• **WHAT TO PRODUCE**
Copy the cochlear implant study text, everything from "3 93.33 83.33" down to "2 and 4kHz.", and change "Hearing aid" to "Hearing device".

• **EXERCISE PASSAGE**
The study included a total of 10 patients, of which 4 were male and 6 were female, with a mean age at implantation of 42.7 years (range between 34 and 62 years). The mean duration of hearing loss was 3.8 years (range between 1 and 5 years), while the mean duration of tinnitus was 1.5 years (range between 1 and 3 years). Patients presented profound, unilateral sensorineural hearing loss with a mean value of 90dB (range between 83 and 110dB); the right ear was implanted in 5 patients and the left in the remaining 5. We performed a follow-up period ranging between 3 and 18 months. All patients had been implanted and, depending on the degree of their hearing loss, were carriers of a cochlear implant model Freedom (4), Nucleus CI 512 (1) or Nucleus Hybrid L24 (5) (Table 2).

Table 2. Comparison of the 10 Patients in the Study Through the Tinnitus Evaluation Protocol.

No. MAT Right Ear MAT Left Ear Implant Side Contralateral Side Cochlear Implant Type
1 86.67 51.67 Right Hearing aid CI24REH L
2 83.33 70 Right Hearing aid CI24RE (CA)
3 93.33 83.33 Right Hearing aid CI24RE (CA)
4 43.33 86.67 Left Hearing aid CI24REH L
5 98.33 61.67 Right Hearing aid CI24RE (CA)
6 16.67 85 Left   CI24REH L
7 13.33 105 Left   CI512
8 25 80 Left   CI24REH L
9 38 82 Left   CI24REH L
10 Deafness 25 Right   CI24RE (CA)

MAT: mean auditory threshold at 0.5, 1, 2 and 4kHz.

With respect to the assessment of tinnitus (Table 3, Table 4), 3 patients reported a holocranial location, 4 a bilateral location and 3 a unilateral location. Constant tinnitus was identified in all patients; frequencies were low (250–1000Hz) in 4 patients, high (≥5000Hz) in 3, complete frequential in 2 patients and with a value of 2000Hz in 1 patient. The mean intensity of the tinnitus was 4.5dB (range between 4 and 5dB).

Table 3. Characteristics of Tinnitus Regarding Location, Type, Frequency and Intensity.

Type of Implant Hybrid 1 Hybrid 2 Hybrid 3 Hybrid 4 Hybrid 5
Location Unilateral Bilateral Holocranial Holocranial Unilateral
Type Constant Constant Constant Constant Constant
Frequency 250–5000Hz 250Hz 6000Hz 250–1000Hz 250–5000Hz
Intensity 5dB 5dB 4dB 5dB 5dB

Table 4. Characteristics of Tinnitus (Location, Type, Frequency and Intensity).

• **GIVEN ENTRIES**
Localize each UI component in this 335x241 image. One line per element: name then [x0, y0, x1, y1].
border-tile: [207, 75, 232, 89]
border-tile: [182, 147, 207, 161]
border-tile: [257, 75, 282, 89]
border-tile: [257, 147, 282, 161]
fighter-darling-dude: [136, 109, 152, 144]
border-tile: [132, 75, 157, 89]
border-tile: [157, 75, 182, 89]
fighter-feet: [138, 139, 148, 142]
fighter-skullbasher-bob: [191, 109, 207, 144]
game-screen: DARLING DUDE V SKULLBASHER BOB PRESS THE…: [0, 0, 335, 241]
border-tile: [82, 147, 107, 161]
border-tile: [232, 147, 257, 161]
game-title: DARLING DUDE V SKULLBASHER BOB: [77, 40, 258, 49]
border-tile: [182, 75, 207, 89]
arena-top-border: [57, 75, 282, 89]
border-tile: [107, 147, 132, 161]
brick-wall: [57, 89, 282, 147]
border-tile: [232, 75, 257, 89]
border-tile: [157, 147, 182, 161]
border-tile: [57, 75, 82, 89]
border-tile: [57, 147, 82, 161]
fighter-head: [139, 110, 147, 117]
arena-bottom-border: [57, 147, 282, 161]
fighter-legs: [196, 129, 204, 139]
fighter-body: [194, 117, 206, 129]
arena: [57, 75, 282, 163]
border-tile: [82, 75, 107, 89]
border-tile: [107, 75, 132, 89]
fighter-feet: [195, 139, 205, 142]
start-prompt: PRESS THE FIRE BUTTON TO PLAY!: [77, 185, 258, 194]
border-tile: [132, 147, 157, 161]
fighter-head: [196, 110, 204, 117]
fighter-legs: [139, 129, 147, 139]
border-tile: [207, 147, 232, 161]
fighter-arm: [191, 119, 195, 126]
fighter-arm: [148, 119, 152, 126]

• **ANSWER TO THIS EXERCISE**
3 93.33 83.33 Right Hearing device CI24RE (CA)
4 43.33 86.67 Left Hearing device CI24REH L
5 98.33 61.67 Right Hearing device CI24RE (CA)
6 16.67 85 Left   CI24REH L
7 13.33 105 Left   CI512
8 25 80 Left   CI24REH L
9 38 82 Left   CI24REH L
10 Deafness 25 Right   CI24RE (CA)

MAT: mean auditory threshold at 0.5, 1, 2 and 4kHz.